Figure dataset records
══════

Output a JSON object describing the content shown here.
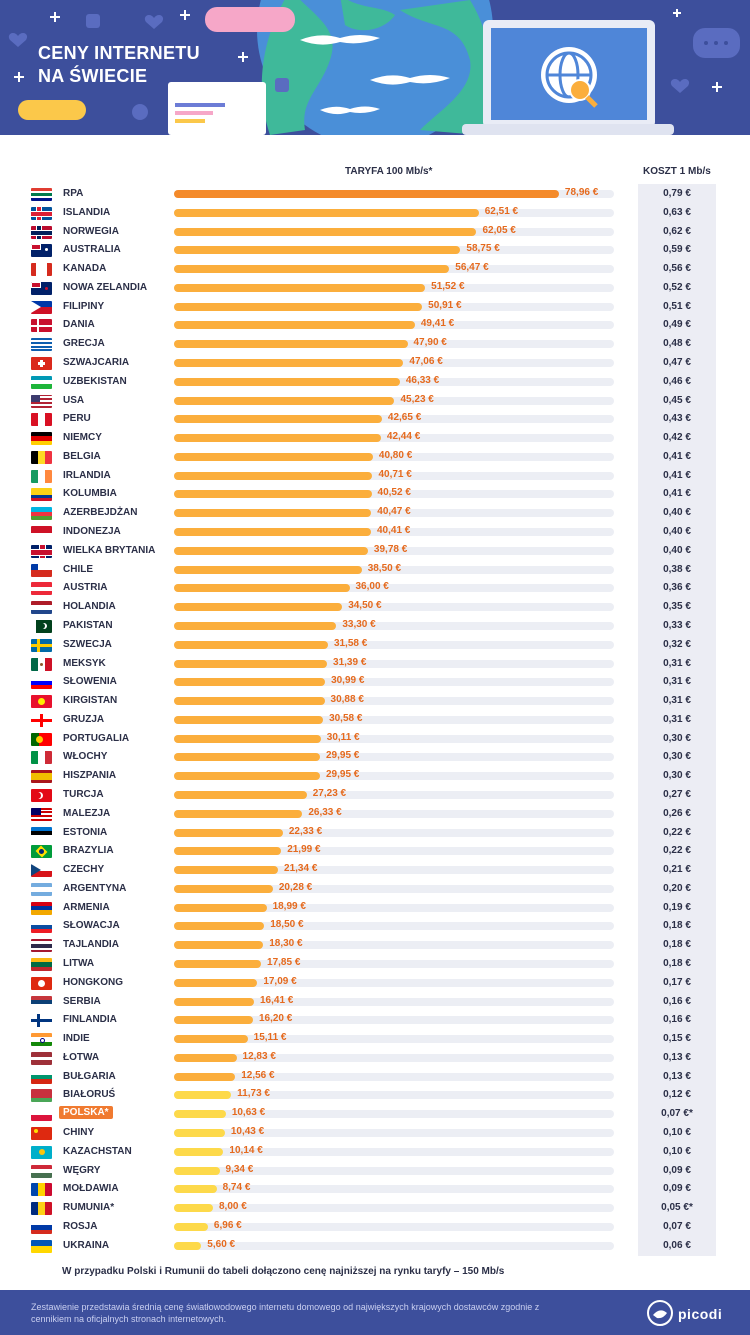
{
  "header": {
    "title_line1": "CENY INTERNETU",
    "title_line2": "NA ŚWIECIE"
  },
  "chart_data": {
    "type": "bar",
    "orientation": "horizontal",
    "col_tariff": "TARYFA 100 Mb/s*",
    "col_cost": "KOSZT 1 Mb/s",
    "xlim": [
      0,
      80
    ],
    "colors": {
      "high": "#f48a2a",
      "mid": "#fbae3c",
      "low": "#fdd94a",
      "label": "#e56a1e"
    },
    "rows": [
      {
        "country": "RPA",
        "tariff": 78.96,
        "tariff_label": "78,96 €",
        "cost": "0,79 €"
      },
      {
        "country": "ISLANDIA",
        "tariff": 62.51,
        "tariff_label": "62,51 €",
        "cost": "0,63 €"
      },
      {
        "country": "NORWEGIA",
        "tariff": 62.05,
        "tariff_label": "62,05 €",
        "cost": "0,62 €"
      },
      {
        "country": "AUSTRALIA",
        "tariff": 58.75,
        "tariff_label": "58,75 €",
        "cost": "0,59 €"
      },
      {
        "country": "KANADA",
        "tariff": 56.47,
        "tariff_label": "56,47 €",
        "cost": "0,56 €"
      },
      {
        "country": "NOWA ZELANDIA",
        "tariff": 51.52,
        "tariff_label": "51,52 €",
        "cost": "0,52 €"
      },
      {
        "country": "FILIPINY",
        "tariff": 50.91,
        "tariff_label": "50,91 €",
        "cost": "0,51 €"
      },
      {
        "country": "DANIA",
        "tariff": 49.41,
        "tariff_label": "49,41 €",
        "cost": "0,49 €"
      },
      {
        "country": "GRECJA",
        "tariff": 47.9,
        "tariff_label": "47,90 €",
        "cost": "0,48 €"
      },
      {
        "country": "SZWAJCARIA",
        "tariff": 47.06,
        "tariff_label": "47,06 €",
        "cost": "0,47 €"
      },
      {
        "country": "UZBEKISTAN",
        "tariff": 46.33,
        "tariff_label": "46,33 €",
        "cost": "0,46 €"
      },
      {
        "country": "USA",
        "tariff": 45.23,
        "tariff_label": "45,23 €",
        "cost": "0,45 €"
      },
      {
        "country": "PERU",
        "tariff": 42.65,
        "tariff_label": "42,65 €",
        "cost": "0,43 €"
      },
      {
        "country": "NIEMCY",
        "tariff": 42.44,
        "tariff_label": "42,44 €",
        "cost": "0,42 €"
      },
      {
        "country": "BELGIA",
        "tariff": 40.8,
        "tariff_label": "40,80 €",
        "cost": "0,41 €"
      },
      {
        "country": "IRLANDIA",
        "tariff": 40.71,
        "tariff_label": "40,71 €",
        "cost": "0,41 €"
      },
      {
        "country": "KOLUMBIA",
        "tariff": 40.52,
        "tariff_label": "40,52 €",
        "cost": "0,41 €"
      },
      {
        "country": "AZERBEJDŻAN",
        "tariff": 40.47,
        "tariff_label": "40,47 €",
        "cost": "0,40 €"
      },
      {
        "country": "INDONEZJA",
        "tariff": 40.41,
        "tariff_label": "40,41 €",
        "cost": "0,40 €"
      },
      {
        "country": "WIELKA BRYTANIA",
        "tariff": 39.78,
        "tariff_label": "39,78 €",
        "cost": "0,40 €"
      },
      {
        "country": "CHILE",
        "tariff": 38.5,
        "tariff_label": "38,50 €",
        "cost": "0,38 €"
      },
      {
        "country": "AUSTRIA",
        "tariff": 36.0,
        "tariff_label": "36,00 €",
        "cost": "0,36 €"
      },
      {
        "country": "HOLANDIA",
        "tariff": 34.5,
        "tariff_label": "34,50 €",
        "cost": "0,35 €"
      },
      {
        "country": "PAKISTAN",
        "tariff": 33.3,
        "tariff_label": "33,30 €",
        "cost": "0,33 €"
      },
      {
        "country": "SZWECJA",
        "tariff": 31.58,
        "tariff_label": "31,58 €",
        "cost": "0,32 €"
      },
      {
        "country": "MEKSYK",
        "tariff": 31.39,
        "tariff_label": "31,39 €",
        "cost": "0,31 €"
      },
      {
        "country": "SŁOWENIA",
        "tariff": 30.99,
        "tariff_label": "30,99 €",
        "cost": "0,31 €"
      },
      {
        "country": "KIRGISTAN",
        "tariff": 30.88,
        "tariff_label": "30,88 €",
        "cost": "0,31 €"
      },
      {
        "country": "GRUZJA",
        "tariff": 30.58,
        "tariff_label": "30,58 €",
        "cost": "0,31 €"
      },
      {
        "country": "PORTUGALIA",
        "tariff": 30.11,
        "tariff_label": "30,11 €",
        "cost": "0,30 €"
      },
      {
        "country": "WŁOCHY",
        "tariff": 29.95,
        "tariff_label": "29,95 €",
        "cost": "0,30 €"
      },
      {
        "country": "HISZPANIA",
        "tariff": 29.95,
        "tariff_label": "29,95 €",
        "cost": "0,30 €"
      },
      {
        "country": "TURCJA",
        "tariff": 27.23,
        "tariff_label": "27,23 €",
        "cost": "0,27 €"
      },
      {
        "country": "MALEZJA",
        "tariff": 26.33,
        "tariff_label": "26,33 €",
        "cost": "0,26 €"
      },
      {
        "country": "ESTONIA",
        "tariff": 22.33,
        "tariff_label": "22,33 €",
        "cost": "0,22 €"
      },
      {
        "country": "BRAZYLIA",
        "tariff": 21.99,
        "tariff_label": "21,99 €",
        "cost": "0,22 €"
      },
      {
        "country": "CZECHY",
        "tariff": 21.34,
        "tariff_label": "21,34 €",
        "cost": "0,21 €"
      },
      {
        "country": "ARGENTYNA",
        "tariff": 20.28,
        "tariff_label": "20,28 €",
        "cost": "0,20 €"
      },
      {
        "country": "ARMENIA",
        "tariff": 18.99,
        "tariff_label": "18,99 €",
        "cost": "0,19 €"
      },
      {
        "country": "SŁOWACJA",
        "tariff": 18.5,
        "tariff_label": "18,50 €",
        "cost": "0,18 €"
      },
      {
        "country": "TAJLANDIA",
        "tariff": 18.3,
        "tariff_label": "18,30 €",
        "cost": "0,18 €"
      },
      {
        "country": "LITWA",
        "tariff": 17.85,
        "tariff_label": "17,85 €",
        "cost": "0,18 €"
      },
      {
        "country": "HONGKONG",
        "tariff": 17.09,
        "tariff_label": "17,09 €",
        "cost": "0,17 €"
      },
      {
        "country": "SERBIA",
        "tariff": 16.41,
        "tariff_label": "16,41 €",
        "cost": "0,16 €"
      },
      {
        "country": "FINLANDIA",
        "tariff": 16.2,
        "tariff_label": "16,20 €",
        "cost": "0,16 €"
      },
      {
        "country": "INDIE",
        "tariff": 15.11,
        "tariff_label": "15,11 €",
        "cost": "0,15 €"
      },
      {
        "country": "ŁOTWA",
        "tariff": 12.83,
        "tariff_label": "12,83 €",
        "cost": "0,13 €"
      },
      {
        "country": "BUŁGARIA",
        "tariff": 12.56,
        "tariff_label": "12,56 €",
        "cost": "0,13 €"
      },
      {
        "country": "BIAŁORUŚ",
        "tariff": 11.73,
        "tariff_label": "11,73 €",
        "cost": "0,12 €"
      },
      {
        "country": "POLSKA*",
        "tariff": 10.63,
        "tariff_label": "10,63 €",
        "cost": "0,07 €*",
        "highlight": true
      },
      {
        "country": "CHINY",
        "tariff": 10.43,
        "tariff_label": "10,43 €",
        "cost": "0,10 €"
      },
      {
        "country": "KAZACHSTAN",
        "tariff": 10.14,
        "tariff_label": "10,14 €",
        "cost": "0,10 €"
      },
      {
        "country": "WĘGRY",
        "tariff": 9.34,
        "tariff_label": "9,34 €",
        "cost": "0,09 €"
      },
      {
        "country": "MOŁDAWIA",
        "tariff": 8.74,
        "tariff_label": "8,74 €",
        "cost": "0,09 €"
      },
      {
        "country": "RUMUNIA*",
        "tariff": 8.0,
        "tariff_label": "8,00 €",
        "cost": "0,05 €*"
      },
      {
        "country": "ROSJA",
        "tariff": 6.96,
        "tariff_label": "6,96 €",
        "cost": "0,07 €"
      },
      {
        "country": "UKRAINA",
        "tariff": 5.6,
        "tariff_label": "5,60 €",
        "cost": "0,06 €"
      }
    ]
  },
  "note": "W przypadku Polski i Rumunii do tabeli dołączono cenę najniższej na rynku taryfy – 150 Mb/s",
  "footer": {
    "text": "Zestawienie przedstawia średnią cenę światłowodowego internetu domowego od największych krajowych dostawców zgodnie z cennikiem na oficjalnych stronach internetowych.",
    "brand": "picodi"
  },
  "flags": [
    "za",
    "is",
    "no",
    "au",
    "ca",
    "nz",
    "ph",
    "dk",
    "gr",
    "ch",
    "uz",
    "us",
    "pe",
    "de",
    "be",
    "ie",
    "co",
    "az",
    "id",
    "gb",
    "cl",
    "at",
    "nl",
    "pk",
    "se",
    "mx",
    "si",
    "kg",
    "ge",
    "pt",
    "it",
    "es",
    "tr",
    "my",
    "ee",
    "br",
    "cz",
    "ar",
    "am",
    "sk",
    "th",
    "lt",
    "hk",
    "rs",
    "fi",
    "in",
    "lv",
    "bg",
    "by",
    "pl",
    "cn",
    "kz",
    "hu",
    "md",
    "ro",
    "ru",
    "ua"
  ]
}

══════

### [Task description]
Which lines include "cenę"? Copy each of them out.

### [Output of the task]
  "note": "W przypadku Polski i Rumunii do tabeli dołączono cenę najniższej na rynku taryfy – 150 Mb/s",
    "text": "Zestawienie przedstawia średnią cenę światłowodowego internetu domowego od największych krajowych dostawców zgodnie z cennikiem na oficjalnych stronach internetowych.",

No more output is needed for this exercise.